**PROVIDED RECORDS**
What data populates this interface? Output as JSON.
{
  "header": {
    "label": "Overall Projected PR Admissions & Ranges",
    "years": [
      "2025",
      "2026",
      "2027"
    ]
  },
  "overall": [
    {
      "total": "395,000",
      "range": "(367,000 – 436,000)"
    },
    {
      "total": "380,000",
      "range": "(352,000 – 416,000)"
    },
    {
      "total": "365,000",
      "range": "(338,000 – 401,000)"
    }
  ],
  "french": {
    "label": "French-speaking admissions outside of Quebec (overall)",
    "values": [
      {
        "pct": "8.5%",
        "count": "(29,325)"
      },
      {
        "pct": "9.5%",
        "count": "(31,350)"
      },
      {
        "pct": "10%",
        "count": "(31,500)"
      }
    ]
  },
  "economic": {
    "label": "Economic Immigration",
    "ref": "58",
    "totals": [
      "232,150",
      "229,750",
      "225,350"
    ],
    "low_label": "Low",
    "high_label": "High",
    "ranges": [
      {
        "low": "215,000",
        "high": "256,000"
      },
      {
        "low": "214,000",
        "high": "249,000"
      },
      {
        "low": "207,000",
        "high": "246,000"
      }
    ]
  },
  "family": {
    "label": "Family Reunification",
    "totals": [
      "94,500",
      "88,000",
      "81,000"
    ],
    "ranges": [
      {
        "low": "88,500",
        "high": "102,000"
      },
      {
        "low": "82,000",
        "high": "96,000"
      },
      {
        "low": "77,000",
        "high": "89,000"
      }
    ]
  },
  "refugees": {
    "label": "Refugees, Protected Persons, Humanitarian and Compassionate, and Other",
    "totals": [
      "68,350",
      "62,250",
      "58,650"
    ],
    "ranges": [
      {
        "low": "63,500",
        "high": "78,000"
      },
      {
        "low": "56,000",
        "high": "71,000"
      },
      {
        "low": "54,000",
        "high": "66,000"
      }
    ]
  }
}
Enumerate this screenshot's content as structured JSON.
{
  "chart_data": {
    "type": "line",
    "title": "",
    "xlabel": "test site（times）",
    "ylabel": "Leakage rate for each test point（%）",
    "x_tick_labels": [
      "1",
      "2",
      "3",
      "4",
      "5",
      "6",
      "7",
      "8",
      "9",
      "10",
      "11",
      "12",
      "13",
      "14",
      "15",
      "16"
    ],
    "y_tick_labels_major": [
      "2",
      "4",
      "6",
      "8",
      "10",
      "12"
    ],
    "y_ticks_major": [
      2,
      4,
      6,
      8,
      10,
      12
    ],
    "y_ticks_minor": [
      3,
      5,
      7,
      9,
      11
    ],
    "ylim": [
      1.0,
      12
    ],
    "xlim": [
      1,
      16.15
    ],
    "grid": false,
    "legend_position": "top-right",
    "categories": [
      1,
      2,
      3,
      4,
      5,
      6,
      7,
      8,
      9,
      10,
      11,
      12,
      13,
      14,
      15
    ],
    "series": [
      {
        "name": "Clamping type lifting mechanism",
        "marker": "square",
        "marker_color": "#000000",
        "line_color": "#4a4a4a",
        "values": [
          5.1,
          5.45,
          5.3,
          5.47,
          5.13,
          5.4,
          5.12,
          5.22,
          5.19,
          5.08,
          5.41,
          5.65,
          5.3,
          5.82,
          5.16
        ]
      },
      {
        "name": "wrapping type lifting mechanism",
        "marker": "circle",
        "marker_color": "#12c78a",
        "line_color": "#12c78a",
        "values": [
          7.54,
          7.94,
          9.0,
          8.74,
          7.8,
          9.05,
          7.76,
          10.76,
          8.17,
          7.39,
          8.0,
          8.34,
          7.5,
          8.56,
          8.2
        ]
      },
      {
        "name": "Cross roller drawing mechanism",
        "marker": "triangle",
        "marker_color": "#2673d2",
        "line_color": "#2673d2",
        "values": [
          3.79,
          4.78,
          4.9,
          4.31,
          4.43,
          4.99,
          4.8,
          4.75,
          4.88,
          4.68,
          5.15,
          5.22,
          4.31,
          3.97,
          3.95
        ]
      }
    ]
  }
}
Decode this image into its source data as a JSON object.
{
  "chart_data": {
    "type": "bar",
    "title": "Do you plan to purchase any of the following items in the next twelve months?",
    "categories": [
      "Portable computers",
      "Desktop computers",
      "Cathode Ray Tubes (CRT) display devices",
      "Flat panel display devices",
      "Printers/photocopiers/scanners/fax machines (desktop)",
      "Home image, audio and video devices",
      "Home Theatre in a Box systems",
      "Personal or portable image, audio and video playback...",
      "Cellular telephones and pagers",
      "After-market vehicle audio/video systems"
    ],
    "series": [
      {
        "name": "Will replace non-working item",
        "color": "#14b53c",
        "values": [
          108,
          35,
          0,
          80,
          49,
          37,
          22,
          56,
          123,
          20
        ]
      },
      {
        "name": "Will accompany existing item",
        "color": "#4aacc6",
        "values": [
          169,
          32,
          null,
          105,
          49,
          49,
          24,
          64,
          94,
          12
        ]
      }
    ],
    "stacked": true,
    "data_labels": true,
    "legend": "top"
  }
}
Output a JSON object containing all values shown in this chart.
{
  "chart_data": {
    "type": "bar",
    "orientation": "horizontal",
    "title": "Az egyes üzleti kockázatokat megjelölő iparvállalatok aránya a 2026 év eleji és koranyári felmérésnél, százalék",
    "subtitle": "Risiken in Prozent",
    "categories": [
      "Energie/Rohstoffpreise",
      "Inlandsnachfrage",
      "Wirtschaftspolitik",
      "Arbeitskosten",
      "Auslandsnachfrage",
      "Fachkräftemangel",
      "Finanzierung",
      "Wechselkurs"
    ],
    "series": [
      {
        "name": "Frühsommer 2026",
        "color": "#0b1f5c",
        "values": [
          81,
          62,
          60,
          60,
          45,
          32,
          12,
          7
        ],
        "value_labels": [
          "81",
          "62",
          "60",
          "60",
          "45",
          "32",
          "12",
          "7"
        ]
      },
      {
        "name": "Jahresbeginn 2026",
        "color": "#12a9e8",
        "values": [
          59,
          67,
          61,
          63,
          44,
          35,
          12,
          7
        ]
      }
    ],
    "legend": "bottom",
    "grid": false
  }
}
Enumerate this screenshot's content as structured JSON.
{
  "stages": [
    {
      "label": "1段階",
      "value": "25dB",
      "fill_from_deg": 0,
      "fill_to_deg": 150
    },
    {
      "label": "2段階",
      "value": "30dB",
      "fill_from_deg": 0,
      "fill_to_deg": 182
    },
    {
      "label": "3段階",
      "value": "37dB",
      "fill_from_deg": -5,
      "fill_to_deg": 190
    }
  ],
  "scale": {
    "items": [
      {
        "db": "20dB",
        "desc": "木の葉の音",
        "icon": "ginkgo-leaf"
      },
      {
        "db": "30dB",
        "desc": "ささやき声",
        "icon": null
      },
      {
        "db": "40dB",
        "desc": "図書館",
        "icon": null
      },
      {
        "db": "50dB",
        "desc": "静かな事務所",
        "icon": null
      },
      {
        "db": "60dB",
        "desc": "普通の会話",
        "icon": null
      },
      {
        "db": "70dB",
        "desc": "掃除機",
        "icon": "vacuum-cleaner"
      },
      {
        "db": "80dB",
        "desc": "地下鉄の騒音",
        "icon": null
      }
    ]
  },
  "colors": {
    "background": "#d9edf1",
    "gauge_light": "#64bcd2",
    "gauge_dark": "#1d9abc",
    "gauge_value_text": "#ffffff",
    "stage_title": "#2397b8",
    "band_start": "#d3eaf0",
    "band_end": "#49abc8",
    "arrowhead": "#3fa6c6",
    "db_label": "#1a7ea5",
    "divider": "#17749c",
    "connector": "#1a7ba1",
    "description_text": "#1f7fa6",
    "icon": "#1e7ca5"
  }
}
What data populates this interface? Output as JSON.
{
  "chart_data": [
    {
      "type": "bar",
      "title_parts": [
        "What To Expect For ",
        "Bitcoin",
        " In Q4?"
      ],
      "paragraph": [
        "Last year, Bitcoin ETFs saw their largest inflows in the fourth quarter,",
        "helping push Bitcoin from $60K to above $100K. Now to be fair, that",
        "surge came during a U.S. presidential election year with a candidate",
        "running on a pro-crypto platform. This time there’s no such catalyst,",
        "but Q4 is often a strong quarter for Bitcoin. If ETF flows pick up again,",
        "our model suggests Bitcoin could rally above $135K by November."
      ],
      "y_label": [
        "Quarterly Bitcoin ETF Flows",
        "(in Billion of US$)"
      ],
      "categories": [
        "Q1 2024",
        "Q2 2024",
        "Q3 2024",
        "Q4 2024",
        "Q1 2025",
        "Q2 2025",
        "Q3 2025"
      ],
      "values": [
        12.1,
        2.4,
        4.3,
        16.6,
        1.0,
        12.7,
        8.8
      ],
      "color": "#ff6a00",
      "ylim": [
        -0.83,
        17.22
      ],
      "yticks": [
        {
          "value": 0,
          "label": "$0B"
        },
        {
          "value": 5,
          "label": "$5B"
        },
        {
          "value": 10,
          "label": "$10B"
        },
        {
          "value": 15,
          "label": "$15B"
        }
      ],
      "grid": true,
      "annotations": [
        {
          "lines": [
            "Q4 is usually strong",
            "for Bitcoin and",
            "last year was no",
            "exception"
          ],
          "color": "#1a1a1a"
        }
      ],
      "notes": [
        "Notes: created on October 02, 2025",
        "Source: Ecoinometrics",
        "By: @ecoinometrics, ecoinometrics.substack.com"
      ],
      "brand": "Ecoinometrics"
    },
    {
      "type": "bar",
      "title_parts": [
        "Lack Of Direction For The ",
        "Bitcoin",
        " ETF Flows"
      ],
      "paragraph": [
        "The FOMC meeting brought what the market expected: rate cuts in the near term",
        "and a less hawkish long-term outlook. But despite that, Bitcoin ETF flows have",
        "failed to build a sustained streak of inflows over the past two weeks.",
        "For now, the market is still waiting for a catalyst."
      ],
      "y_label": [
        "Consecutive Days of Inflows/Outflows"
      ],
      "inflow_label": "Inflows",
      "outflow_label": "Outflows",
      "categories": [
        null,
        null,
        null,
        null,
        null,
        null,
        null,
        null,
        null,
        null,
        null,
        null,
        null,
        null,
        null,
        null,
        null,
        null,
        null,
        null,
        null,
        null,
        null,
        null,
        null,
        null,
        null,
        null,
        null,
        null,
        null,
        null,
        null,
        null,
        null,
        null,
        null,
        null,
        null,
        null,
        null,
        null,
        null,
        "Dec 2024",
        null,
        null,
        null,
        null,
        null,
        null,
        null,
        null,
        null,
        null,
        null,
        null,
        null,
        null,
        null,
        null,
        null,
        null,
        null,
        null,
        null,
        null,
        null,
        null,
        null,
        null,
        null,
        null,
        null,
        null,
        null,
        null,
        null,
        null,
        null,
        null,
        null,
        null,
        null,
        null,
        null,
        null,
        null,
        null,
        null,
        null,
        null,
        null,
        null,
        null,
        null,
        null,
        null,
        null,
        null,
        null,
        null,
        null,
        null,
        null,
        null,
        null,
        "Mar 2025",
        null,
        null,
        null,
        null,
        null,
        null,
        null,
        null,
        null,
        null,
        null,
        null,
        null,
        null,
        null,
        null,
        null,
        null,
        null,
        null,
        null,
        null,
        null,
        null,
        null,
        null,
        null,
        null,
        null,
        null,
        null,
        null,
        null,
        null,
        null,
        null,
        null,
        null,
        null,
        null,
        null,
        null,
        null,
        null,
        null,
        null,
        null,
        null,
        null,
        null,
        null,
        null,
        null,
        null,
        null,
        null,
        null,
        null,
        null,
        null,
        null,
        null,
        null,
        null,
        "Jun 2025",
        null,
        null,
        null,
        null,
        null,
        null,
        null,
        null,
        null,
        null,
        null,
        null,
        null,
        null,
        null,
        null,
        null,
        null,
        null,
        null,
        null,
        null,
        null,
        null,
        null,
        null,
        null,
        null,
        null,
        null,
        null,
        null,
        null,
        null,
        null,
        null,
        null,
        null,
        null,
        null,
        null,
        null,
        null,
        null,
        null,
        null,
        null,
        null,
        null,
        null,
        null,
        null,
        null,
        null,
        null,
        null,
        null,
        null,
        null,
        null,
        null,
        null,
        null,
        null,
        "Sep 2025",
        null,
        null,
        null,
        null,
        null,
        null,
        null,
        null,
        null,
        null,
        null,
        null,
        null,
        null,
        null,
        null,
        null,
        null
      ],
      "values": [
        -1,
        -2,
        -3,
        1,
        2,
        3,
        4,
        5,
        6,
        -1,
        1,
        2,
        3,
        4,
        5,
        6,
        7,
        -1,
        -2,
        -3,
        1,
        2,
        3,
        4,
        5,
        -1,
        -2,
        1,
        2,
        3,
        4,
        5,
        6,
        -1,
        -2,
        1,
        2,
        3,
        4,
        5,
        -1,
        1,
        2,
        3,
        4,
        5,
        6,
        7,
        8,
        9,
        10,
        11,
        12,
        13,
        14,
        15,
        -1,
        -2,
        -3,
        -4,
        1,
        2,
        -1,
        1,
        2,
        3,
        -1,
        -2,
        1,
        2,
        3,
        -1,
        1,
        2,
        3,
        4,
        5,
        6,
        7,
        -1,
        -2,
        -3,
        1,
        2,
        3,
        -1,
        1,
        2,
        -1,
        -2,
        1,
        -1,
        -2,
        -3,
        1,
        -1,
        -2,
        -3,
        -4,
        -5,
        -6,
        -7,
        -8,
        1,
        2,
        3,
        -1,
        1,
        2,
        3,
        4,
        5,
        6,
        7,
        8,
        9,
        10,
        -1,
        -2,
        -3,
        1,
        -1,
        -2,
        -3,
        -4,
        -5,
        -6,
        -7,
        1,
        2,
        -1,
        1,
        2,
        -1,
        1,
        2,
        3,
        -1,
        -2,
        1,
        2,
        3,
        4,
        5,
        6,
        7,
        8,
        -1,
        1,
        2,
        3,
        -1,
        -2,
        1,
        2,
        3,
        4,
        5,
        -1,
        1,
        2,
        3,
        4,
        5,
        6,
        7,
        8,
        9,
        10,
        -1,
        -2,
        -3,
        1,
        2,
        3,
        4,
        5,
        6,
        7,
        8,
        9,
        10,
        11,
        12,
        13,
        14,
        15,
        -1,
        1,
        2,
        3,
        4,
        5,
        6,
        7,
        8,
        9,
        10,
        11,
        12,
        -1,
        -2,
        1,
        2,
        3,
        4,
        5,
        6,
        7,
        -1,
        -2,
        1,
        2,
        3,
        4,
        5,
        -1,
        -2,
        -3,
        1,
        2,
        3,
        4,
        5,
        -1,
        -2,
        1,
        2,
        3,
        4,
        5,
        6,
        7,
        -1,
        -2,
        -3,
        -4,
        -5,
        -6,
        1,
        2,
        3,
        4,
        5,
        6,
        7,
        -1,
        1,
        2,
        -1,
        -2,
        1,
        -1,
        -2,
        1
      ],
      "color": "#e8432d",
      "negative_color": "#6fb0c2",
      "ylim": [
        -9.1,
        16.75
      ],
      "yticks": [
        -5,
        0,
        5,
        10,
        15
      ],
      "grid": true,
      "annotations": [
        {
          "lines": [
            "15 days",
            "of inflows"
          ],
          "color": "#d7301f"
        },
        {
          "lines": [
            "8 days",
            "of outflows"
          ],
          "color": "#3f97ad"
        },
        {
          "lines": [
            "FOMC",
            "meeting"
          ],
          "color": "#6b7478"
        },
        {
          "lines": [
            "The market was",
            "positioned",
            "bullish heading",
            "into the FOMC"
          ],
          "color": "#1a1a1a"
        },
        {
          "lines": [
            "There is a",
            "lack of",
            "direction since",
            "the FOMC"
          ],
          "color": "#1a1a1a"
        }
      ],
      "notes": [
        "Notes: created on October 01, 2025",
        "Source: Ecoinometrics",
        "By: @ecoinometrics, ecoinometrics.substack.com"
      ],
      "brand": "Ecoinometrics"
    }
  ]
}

**YOUR TASK**
Leave out every line without the string "catalyst" and copy the rest.

**WORKED ANSWER**
        "running on a pro-crypto platform. This time there’s no such catalyst,",
        "For now, the market is still waiting for a catalyst."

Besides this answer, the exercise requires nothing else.